__INSTRUCTION__
Can you reproduce the data beneath, keeping every line exact?

Dataset items:
◇ ◇ ◇ ◇ ◇ ◇ ◇

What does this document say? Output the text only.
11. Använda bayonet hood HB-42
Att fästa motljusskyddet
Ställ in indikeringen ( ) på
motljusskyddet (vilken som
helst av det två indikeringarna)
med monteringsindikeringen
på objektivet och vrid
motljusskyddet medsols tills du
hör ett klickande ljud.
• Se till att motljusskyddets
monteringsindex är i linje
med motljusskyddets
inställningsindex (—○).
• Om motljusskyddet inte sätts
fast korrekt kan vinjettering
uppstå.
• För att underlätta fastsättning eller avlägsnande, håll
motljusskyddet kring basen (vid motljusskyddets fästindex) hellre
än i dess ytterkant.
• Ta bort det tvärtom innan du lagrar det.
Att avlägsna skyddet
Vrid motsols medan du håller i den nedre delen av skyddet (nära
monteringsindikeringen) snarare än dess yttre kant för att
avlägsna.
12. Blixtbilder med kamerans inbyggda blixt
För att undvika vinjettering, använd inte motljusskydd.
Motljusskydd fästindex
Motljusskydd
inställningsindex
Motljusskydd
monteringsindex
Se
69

◇ ◇ ◇ ◇ ◇ ◇ ◇

__RESPONSE__
What does this document say? Output the text only.
11. Använda bayonet hood HB-42
Att fästa motljusskyddet
Ställ in indikeringen ( ) på
motljusskyddet (vilken som
helst av det två indikeringarna)
med monteringsindikeringen
på objektivet och vrid
motljusskyddet medsols tills du
hör ett klickande ljud.
• Se till att motljusskyddets
monteringsindex är i linje
med motljusskyddets
inställningsindex (—○).
• Om motljusskyddet inte sätts
fast korrekt kan vinjettering
uppstå.
• För att underlätta fastsättning eller avlägsnande, håll
motljusskyddet kring basen (vid motljusskyddets fästindex) hellre
än i dess ytterkant.
• Ta bort det tvärtom innan du lagrar det.
Att avlägsna skyddet
Vrid motsols medan du håller i den nedre delen av skyddet (nära
monteringsindikeringen) snarare än dess yttre kant för att
avlägsna.
12. Blixtbilder med kamerans inbyggda blixt
För att undvika vinjettering, använd inte motljusskydd.
Motljusskydd fästindex
Motljusskydd
inställningsindex
Motljusskydd
monteringsindex
Se
69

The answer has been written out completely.